**What is needed:** In the excerpt on FSH receptor gene mutations, at which codons are polymorphisms named as examples?

**Excerpt provided:**
Mutations and Polymorphisms of the FSH Receptor (FSHR) Gene Clinical Implications in Female Fecundity and Molecular Biology of FSHR Protein and Gene

The portion of chromosome 2, including the gene codifying the receptor of FSH (FSHR gene), can display point mutations that cause variations in the amino acid sequence of the receptor protein (FSHR protein). Some of these structural changes affect the receptor functional properties that may be enhanced (activating mutations) or impaired (inactivating mutations). Activating mutations confer to FSHR a higher responsiveness to FSH, making it constitutively active even in the absence of the ligand, or render it able to nonspecifically respond to other tropic hormones (e.g., TSH). Inactivating mutations reduce the receptor's function up to a total block, altering either the formation of the receptor-ligand complex, or FSH signal transduction. FSHR inactivating mutations may cause primary or secondary amenorrhea, infertility, and premature ovarian failure (POF), whereas activating mutations can predispose to ovarian hyperstimulation syndrome (OHSS) as a consequence of exogenous FSH administration, or with a spontaneous onset. Beside point mutations, FSHR gene polymorphisms at specific sites (e.g., codons 307 and 680) may influence FSHR protein responsiveness to exogenous FSH, and finally affect the effectiveness of in vitro fertilization (IVF) treatment as well as the likelihood of developing a severe OHSS as a consequence of superovulation. This review summarizes the current knowledge about the FSHR gene mutations and polymorphisms, illustrating in the first part their clinical consequences for female reproductive function. In the second part, it describes the techniques to study the FSHR gene sequence, and gives more details about the molecular biology of FSHR protein, of FSHR gene and its mutations.

**Listed entries:**

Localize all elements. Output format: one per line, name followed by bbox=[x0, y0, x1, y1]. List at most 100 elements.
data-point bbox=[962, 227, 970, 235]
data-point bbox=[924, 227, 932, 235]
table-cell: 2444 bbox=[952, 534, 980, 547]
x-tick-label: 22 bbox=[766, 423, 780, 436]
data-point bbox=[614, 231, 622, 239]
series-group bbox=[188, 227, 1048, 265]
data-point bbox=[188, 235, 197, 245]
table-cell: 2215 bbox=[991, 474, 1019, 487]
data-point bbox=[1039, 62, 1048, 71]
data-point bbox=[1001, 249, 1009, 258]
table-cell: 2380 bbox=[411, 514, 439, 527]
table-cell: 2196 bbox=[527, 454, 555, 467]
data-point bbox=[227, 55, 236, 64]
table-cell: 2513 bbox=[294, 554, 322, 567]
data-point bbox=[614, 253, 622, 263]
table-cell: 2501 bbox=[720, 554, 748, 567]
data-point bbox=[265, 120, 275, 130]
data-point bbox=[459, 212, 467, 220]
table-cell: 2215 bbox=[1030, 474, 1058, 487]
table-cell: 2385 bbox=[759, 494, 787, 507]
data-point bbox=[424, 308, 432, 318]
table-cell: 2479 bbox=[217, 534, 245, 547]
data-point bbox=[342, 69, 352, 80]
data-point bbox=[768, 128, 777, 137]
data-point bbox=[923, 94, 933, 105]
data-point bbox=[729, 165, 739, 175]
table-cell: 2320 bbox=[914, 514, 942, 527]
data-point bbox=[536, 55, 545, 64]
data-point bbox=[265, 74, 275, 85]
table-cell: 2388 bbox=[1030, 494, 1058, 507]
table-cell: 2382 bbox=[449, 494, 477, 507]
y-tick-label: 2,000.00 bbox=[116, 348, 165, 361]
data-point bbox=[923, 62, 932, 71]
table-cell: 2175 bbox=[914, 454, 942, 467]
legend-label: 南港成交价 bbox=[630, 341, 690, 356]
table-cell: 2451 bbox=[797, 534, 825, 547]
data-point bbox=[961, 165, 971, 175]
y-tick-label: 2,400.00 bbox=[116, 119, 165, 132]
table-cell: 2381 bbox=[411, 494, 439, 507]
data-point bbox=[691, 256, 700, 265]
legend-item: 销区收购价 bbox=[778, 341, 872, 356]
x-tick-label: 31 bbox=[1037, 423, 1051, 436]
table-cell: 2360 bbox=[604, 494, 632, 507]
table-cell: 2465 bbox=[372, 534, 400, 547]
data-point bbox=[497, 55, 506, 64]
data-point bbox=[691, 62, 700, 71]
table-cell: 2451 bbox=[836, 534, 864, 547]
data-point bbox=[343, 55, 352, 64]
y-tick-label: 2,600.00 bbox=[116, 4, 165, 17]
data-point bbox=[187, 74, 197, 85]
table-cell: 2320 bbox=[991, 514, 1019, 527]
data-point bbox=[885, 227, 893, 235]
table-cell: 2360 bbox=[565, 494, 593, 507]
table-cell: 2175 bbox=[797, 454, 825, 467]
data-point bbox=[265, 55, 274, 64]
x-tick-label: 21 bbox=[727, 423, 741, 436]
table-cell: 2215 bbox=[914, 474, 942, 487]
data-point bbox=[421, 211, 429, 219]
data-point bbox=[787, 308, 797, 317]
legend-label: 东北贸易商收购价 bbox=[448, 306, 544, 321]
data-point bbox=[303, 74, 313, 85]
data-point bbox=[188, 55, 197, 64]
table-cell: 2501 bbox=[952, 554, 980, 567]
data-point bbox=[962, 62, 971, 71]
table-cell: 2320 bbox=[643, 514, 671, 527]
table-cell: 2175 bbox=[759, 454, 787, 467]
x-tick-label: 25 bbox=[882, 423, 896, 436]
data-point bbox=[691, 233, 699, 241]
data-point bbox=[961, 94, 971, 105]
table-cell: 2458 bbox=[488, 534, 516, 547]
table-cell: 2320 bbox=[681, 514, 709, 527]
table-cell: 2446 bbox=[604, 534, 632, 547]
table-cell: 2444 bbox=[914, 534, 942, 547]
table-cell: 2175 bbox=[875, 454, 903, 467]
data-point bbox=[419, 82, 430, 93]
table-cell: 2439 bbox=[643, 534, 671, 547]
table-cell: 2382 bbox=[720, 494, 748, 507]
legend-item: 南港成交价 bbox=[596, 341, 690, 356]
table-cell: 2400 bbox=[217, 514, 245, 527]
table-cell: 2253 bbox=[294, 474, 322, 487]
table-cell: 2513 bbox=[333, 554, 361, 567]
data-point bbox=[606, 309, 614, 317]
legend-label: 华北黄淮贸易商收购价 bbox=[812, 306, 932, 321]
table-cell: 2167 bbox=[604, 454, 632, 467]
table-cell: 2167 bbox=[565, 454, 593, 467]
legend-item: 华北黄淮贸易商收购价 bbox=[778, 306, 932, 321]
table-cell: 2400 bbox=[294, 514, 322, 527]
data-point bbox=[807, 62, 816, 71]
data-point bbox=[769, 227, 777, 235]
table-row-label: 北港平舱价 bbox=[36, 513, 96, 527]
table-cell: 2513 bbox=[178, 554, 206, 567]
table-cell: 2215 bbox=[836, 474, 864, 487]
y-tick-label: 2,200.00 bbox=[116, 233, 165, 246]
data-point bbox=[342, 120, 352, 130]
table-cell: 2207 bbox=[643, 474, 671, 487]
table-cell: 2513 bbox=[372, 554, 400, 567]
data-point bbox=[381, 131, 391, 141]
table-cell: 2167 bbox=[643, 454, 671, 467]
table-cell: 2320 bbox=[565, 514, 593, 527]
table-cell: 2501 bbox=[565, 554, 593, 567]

**Response below:** Codons 307 and 680.